DIRECTIVE - Copy exactly the lines from the one containing "What data populates" through the last line of the records, both included, and nothing more.

ENTRIES -
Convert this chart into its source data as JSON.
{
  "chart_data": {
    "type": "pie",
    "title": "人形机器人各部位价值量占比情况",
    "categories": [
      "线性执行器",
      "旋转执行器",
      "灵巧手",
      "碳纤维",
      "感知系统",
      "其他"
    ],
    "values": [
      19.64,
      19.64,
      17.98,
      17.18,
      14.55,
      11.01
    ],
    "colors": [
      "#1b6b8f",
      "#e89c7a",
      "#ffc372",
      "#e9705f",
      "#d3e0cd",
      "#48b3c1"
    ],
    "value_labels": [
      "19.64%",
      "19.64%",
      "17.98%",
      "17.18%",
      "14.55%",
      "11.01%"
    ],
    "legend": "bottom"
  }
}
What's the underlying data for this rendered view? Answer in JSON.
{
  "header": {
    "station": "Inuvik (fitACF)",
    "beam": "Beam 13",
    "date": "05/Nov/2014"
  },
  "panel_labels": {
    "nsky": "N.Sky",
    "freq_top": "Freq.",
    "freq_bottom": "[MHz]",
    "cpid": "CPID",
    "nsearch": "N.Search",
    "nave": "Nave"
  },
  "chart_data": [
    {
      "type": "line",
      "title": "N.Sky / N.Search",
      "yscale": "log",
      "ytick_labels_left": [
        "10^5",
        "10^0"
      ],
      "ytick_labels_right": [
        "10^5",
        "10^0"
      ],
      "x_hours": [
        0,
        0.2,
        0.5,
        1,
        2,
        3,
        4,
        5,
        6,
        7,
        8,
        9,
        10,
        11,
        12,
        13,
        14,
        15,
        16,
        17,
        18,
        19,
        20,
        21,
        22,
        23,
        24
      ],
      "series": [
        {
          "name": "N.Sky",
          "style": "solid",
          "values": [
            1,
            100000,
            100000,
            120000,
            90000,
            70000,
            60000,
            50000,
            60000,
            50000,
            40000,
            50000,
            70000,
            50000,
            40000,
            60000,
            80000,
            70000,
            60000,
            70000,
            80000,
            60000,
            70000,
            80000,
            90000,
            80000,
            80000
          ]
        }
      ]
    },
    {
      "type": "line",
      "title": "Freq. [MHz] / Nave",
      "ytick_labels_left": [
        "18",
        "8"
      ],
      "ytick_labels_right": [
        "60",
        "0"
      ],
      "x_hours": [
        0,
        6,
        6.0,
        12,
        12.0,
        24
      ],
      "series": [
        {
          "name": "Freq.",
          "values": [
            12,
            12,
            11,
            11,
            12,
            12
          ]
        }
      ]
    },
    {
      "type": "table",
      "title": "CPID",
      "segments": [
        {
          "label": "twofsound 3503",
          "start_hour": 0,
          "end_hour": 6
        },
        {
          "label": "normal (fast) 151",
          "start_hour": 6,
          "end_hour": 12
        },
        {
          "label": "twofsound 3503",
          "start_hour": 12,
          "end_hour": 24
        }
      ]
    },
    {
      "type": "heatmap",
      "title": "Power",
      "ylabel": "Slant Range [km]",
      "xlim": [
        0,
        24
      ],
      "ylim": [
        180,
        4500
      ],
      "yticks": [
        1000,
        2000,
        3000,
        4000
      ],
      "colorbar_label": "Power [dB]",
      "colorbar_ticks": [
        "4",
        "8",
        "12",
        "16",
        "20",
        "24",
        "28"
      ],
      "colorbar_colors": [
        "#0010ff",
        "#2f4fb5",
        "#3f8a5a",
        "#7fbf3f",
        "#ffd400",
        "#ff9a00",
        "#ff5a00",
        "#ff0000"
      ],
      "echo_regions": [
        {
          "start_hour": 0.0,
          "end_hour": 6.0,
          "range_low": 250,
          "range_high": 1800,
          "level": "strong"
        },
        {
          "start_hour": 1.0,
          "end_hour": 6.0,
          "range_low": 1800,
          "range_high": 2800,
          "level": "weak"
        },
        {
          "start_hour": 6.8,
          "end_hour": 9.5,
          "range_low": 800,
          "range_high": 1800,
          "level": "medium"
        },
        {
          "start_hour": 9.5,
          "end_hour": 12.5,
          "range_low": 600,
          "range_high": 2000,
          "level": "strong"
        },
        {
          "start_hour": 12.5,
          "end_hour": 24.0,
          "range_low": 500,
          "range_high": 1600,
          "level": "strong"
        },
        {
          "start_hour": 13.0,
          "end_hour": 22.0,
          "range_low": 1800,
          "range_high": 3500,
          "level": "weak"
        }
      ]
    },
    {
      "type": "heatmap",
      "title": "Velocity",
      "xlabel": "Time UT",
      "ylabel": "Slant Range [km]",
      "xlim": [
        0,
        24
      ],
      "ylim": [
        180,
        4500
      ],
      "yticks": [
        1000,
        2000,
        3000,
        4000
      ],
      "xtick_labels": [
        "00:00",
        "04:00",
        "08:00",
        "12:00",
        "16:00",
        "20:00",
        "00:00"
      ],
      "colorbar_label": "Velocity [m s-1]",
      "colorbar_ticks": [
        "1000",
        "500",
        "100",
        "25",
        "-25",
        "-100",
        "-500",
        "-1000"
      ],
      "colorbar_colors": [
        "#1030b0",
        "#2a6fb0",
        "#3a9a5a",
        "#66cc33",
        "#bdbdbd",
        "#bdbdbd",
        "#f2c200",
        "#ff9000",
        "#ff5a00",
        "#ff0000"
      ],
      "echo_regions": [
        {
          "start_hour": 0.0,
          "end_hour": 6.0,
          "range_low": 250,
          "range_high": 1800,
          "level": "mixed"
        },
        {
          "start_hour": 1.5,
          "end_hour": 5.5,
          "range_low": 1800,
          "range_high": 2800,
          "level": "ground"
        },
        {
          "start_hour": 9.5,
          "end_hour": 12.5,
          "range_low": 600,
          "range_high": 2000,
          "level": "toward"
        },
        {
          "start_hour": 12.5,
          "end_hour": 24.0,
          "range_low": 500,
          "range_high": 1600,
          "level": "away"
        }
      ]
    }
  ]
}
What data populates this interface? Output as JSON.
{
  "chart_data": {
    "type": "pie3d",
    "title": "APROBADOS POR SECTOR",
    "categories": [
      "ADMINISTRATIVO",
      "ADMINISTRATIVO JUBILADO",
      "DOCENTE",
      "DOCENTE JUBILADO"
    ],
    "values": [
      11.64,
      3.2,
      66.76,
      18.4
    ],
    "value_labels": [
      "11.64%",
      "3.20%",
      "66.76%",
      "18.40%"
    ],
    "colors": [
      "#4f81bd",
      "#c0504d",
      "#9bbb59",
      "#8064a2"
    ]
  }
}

ANSWER TO THIS EXERCISE -
What data populates this interface? Output as JSON.
{
  "chart_data": {
    "type": "pie3d",
    "title": "APROBADOS POR SECTOR",
    "categories": [
      "ADMINISTRATIVO",
      "ADMINISTRATIVO JUBILADO",
      "DOCENTE",
      "DOCENTE JUBILADO"
    ],
    "values": [
      11.64,
      3.2,
      66.76,
      18.4
    ],
    "value_labels": [
      "11.64%",
      "3.20%",
      "66.76%",
      "18.40%"
    ],
    "colors": [
      "#4f81bd",
      "#c0504d",
      "#9bbb59",
      "#8064a2"
    ]
  }
}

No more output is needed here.